◆ **What is needed**
Output the full material exactly as it appears here.

Data entries
****************************************

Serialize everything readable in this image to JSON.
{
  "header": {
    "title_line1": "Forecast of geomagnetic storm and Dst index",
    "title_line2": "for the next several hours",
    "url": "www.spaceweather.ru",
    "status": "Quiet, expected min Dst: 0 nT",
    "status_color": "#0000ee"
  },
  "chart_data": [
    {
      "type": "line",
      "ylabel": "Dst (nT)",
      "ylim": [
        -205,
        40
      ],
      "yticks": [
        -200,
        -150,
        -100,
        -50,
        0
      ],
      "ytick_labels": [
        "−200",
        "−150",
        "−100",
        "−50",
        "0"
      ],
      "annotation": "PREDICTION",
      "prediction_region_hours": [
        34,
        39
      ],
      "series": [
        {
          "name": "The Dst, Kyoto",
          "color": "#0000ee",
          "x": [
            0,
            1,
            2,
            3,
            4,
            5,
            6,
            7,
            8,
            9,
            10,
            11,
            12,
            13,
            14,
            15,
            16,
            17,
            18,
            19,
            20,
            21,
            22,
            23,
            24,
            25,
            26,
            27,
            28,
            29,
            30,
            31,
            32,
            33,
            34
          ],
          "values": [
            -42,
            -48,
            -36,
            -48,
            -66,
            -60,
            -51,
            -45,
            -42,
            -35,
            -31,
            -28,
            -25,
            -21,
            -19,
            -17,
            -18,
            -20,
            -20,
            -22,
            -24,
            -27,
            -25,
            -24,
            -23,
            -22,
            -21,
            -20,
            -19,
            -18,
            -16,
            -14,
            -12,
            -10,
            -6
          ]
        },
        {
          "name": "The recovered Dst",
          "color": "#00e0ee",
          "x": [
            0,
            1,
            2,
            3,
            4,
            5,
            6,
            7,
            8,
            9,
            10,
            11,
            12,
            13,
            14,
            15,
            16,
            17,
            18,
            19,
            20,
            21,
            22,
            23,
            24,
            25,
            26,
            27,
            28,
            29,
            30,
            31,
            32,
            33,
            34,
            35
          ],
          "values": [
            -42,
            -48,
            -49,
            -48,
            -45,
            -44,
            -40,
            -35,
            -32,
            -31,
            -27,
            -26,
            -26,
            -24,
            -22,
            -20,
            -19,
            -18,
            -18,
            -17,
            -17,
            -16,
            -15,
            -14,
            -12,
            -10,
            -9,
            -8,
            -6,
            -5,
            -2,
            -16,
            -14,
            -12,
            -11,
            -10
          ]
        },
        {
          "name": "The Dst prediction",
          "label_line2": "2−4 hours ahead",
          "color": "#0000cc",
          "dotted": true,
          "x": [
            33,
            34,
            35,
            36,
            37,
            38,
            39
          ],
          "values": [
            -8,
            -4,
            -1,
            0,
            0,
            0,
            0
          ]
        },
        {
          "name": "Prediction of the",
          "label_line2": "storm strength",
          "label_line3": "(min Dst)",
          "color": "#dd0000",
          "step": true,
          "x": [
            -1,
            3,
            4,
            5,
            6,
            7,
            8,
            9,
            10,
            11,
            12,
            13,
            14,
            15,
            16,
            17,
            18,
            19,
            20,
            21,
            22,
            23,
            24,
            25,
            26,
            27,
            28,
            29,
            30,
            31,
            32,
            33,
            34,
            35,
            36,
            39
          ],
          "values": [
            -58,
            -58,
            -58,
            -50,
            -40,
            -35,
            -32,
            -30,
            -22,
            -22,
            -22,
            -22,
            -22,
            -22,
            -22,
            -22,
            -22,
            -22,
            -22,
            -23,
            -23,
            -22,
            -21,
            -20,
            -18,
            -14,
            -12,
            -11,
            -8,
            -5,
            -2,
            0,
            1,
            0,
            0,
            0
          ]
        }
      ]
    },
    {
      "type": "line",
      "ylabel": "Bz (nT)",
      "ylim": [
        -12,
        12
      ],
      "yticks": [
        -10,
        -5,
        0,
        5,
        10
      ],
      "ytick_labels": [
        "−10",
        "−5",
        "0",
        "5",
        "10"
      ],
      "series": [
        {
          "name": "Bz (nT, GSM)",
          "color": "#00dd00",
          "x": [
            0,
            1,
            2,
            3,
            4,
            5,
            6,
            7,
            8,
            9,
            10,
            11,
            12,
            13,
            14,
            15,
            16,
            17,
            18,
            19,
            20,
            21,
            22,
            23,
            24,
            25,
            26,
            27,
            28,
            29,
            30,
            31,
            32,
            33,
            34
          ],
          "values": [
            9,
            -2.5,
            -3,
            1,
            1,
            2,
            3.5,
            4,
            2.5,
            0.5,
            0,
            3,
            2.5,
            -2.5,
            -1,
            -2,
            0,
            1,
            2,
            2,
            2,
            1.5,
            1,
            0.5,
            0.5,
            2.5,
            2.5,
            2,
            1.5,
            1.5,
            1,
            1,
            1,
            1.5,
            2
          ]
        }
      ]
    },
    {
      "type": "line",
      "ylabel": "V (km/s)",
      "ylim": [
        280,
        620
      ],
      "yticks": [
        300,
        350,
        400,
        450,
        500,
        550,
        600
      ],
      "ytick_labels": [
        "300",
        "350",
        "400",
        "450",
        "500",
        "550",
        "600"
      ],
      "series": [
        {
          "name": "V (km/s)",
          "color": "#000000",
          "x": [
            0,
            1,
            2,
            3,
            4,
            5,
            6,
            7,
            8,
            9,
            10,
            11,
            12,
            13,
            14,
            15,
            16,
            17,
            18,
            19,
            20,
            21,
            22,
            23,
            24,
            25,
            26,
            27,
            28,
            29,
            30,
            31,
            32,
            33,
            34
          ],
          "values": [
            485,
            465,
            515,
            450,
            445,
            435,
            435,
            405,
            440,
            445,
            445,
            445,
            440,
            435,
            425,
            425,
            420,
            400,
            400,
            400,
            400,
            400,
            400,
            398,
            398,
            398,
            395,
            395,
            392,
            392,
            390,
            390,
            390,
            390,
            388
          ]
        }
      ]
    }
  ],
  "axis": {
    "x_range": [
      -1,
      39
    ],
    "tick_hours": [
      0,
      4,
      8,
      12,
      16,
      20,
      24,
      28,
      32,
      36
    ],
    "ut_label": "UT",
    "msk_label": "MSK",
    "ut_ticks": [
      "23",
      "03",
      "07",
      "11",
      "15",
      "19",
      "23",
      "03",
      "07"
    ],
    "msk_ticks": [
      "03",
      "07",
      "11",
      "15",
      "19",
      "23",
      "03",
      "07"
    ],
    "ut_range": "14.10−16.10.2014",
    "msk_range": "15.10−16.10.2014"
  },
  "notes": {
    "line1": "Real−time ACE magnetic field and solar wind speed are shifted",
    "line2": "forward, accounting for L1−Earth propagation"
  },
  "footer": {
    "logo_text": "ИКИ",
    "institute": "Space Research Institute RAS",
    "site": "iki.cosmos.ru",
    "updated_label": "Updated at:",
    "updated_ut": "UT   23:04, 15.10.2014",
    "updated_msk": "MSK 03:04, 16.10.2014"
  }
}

****************************************

◆ **Written response**
Serialize everything readable in this image to JSON.
{
  "header": {
    "title_line1": "Forecast of geomagnetic storm and Dst index",
    "title_line2": "for the next several hours",
    "url": "www.spaceweather.ru",
    "status": "Quiet, expected min Dst: 0 nT",
    "status_color": "#0000ee"
  },
  "chart_data": [
    {
      "type": "line",
      "ylabel": "Dst (nT)",
      "ylim": [
        -205,
        40
      ],
      "yticks": [
        -200,
        -150,
        -100,
        -50,
        0
      ],
      "ytick_labels": [
        "−200",
        "−150",
        "−100",
        "−50",
        "0"
      ],
      "annotation": "PREDICTION",
      "prediction_region_hours": [
        34,
        39
      ],
      "series": [
        {
          "name": "The Dst, Kyoto",
          "color": "#0000ee",
          "x": [
            0,
            1,
            2,
            3,
            4,
            5,
            6,
            7,
            8,
            9,
            10,
            11,
            12,
            13,
            14,
            15,
            16,
            17,
            18,
            19,
            20,
            21,
            22,
            23,
            24,
            25,
            26,
            27,
            28,
            29,
            30,
            31,
            32,
            33,
            34
          ],
          "values": [
            -42,
            -48,
            -36,
            -48,
            -66,
            -60,
            -51,
            -45,
            -42,
            -35,
            -31,
            -28,
            -25,
            -21,
            -19,
            -17,
            -18,
            -20,
            -20,
            -22,
            -24,
            -27,
            -25,
            -24,
            -23,
            -22,
            -21,
            -20,
            -19,
            -18,
            -16,
            -14,
            -12,
            -10,
            -6
          ]
        },
        {
          "name": "The recovered Dst",
          "color": "#00e0ee",
          "x": [
            0,
            1,
            2,
            3,
            4,
            5,
            6,
            7,
            8,
            9,
            10,
            11,
            12,
            13,
            14,
            15,
            16,
            17,
            18,
            19,
            20,
            21,
            22,
            23,
            24,
            25,
            26,
            27,
            28,
            29,
            30,
            31,
            32,
            33,
            34,
            35
          ],
          "values": [
            -42,
            -48,
            -49,
            -48,
            -45,
            -44,
            -40,
            -35,
            -32,
            -31,
            -27,
            -26,
            -26,
            -24,
            -22,
            -20,
            -19,
            -18,
            -18,
            -17,
            -17,
            -16,
            -15,
            -14,
            -12,
            -10,
            -9,
            -8,
            -6,
            -5,
            -2,
            -16,
            -14,
            -12,
            -11,
            -10
          ]
        },
        {
          "name": "The Dst prediction",
          "label_line2": "2−4 hours ahead",
          "color": "#0000cc",
          "dotted": true,
          "x": [
            33,
            34,
            35,
            36,
            37,
            38,
            39
          ],
          "values": [
            -8,
            -4,
            -1,
            0,
            0,
            0,
            0
          ]
        },
        {
          "name": "Prediction of the",
          "label_line2": "storm strength",
          "label_line3": "(min Dst)",
          "color": "#dd0000",
          "step": true,
          "x": [
            -1,
            3,
            4,
            5,
            6,
            7,
            8,
            9,
            10,
            11,
            12,
            13,
            14,
            15,
            16,
            17,
            18,
            19,
            20,
            21,
            22,
            23,
            24,
            25,
            26,
            27,
            28,
            29,
            30,
            31,
            32,
            33,
            34,
            35,
            36,
            39
          ],
          "values": [
            -58,
            -58,
            -58,
            -50,
            -40,
            -35,
            -32,
            -30,
            -22,
            -22,
            -22,
            -22,
            -22,
            -22,
            -22,
            -22,
            -22,
            -22,
            -22,
            -23,
            -23,
            -22,
            -21,
            -20,
            -18,
            -14,
            -12,
            -11,
            -8,
            -5,
            -2,
            0,
            1,
            0,
            0,
            0
          ]
        }
      ]
    },
    {
      "type": "line",
      "ylabel": "Bz (nT)",
      "ylim": [
        -12,
        12
      ],
      "yticks": [
        -10,
        -5,
        0,
        5,
        10
      ],
      "ytick_labels": [
        "−10",
        "−5",
        "0",
        "5",
        "10"
      ],
      "series": [
        {
          "name": "Bz (nT, GSM)",
          "color": "#00dd00",
          "x": [
            0,
            1,
            2,
            3,
            4,
            5,
            6,
            7,
            8,
            9,
            10,
            11,
            12,
            13,
            14,
            15,
            16,
            17,
            18,
            19,
            20,
            21,
            22,
            23,
            24,
            25,
            26,
            27,
            28,
            29,
            30,
            31,
            32,
            33,
            34
          ],
          "values": [
            9,
            -2.5,
            -3,
            1,
            1,
            2,
            3.5,
            4,
            2.5,
            0.5,
            0,
            3,
            2.5,
            -2.5,
            -1,
            -2,
            0,
            1,
            2,
            2,
            2,
            1.5,
            1,
            0.5,
            0.5,
            2.5,
            2.5,
            2,
            1.5,
            1.5,
            1,
            1,
            1,
            1.5,
            2
          ]
        }
      ]
    },
    {
      "type": "line",
      "ylabel": "V (km/s)",
      "ylim": [
        280,
        620
      ],
      "yticks": [
        300,
        350,
        400,
        450,
        500,
        550,
        600
      ],
      "ytick_labels": [
        "300",
        "350",
        "400",
        "450",
        "500",
        "550",
        "600"
      ],
      "series": [
        {
          "name": "V (km/s)",
          "color": "#000000",
          "x": [
            0,
            1,
            2,
            3,
            4,
            5,
            6,
            7,
            8,
            9,
            10,
            11,
            12,
            13,
            14,
            15,
            16,
            17,
            18,
            19,
            20,
            21,
            22,
            23,
            24,
            25,
            26,
            27,
            28,
            29,
            30,
            31,
            32,
            33,
            34
          ],
          "values": [
            485,
            465,
            515,
            450,
            445,
            435,
            435,
            405,
            440,
            445,
            445,
            445,
            440,
            435,
            425,
            425,
            420,
            400,
            400,
            400,
            400,
            400,
            400,
            398,
            398,
            398,
            395,
            395,
            392,
            392,
            390,
            390,
            390,
            390,
            388
          ]
        }
      ]
    }
  ],
  "axis": {
    "x_range": [
      -1,
      39
    ],
    "tick_hours": [
      0,
      4,
      8,
      12,
      16,
      20,
      24,
      28,
      32,
      36
    ],
    "ut_label": "UT",
    "msk_label": "MSK",
    "ut_ticks": [
      "23",
      "03",
      "07",
      "11",
      "15",
      "19",
      "23",
      "03",
      "07"
    ],
    "msk_ticks": [
      "03",
      "07",
      "11",
      "15",
      "19",
      "23",
      "03",
      "07"
    ],
    "ut_range": "14.10−16.10.2014",
    "msk_range": "15.10−16.10.2014"
  },
  "notes": {
    "line1": "Real−time ACE magnetic field and solar wind speed are shifted",
    "line2": "forward, accounting for L1−Earth propagation"
  },
  "footer": {
    "logo_text": "ИКИ",
    "institute": "Space Research Institute RAS",
    "site": "iki.cosmos.ru",
    "updated_label": "Updated at:",
    "updated_ut": "UT   23:04, 15.10.2014",
    "updated_msk": "MSK 03:04, 16.10.2014"
  }
}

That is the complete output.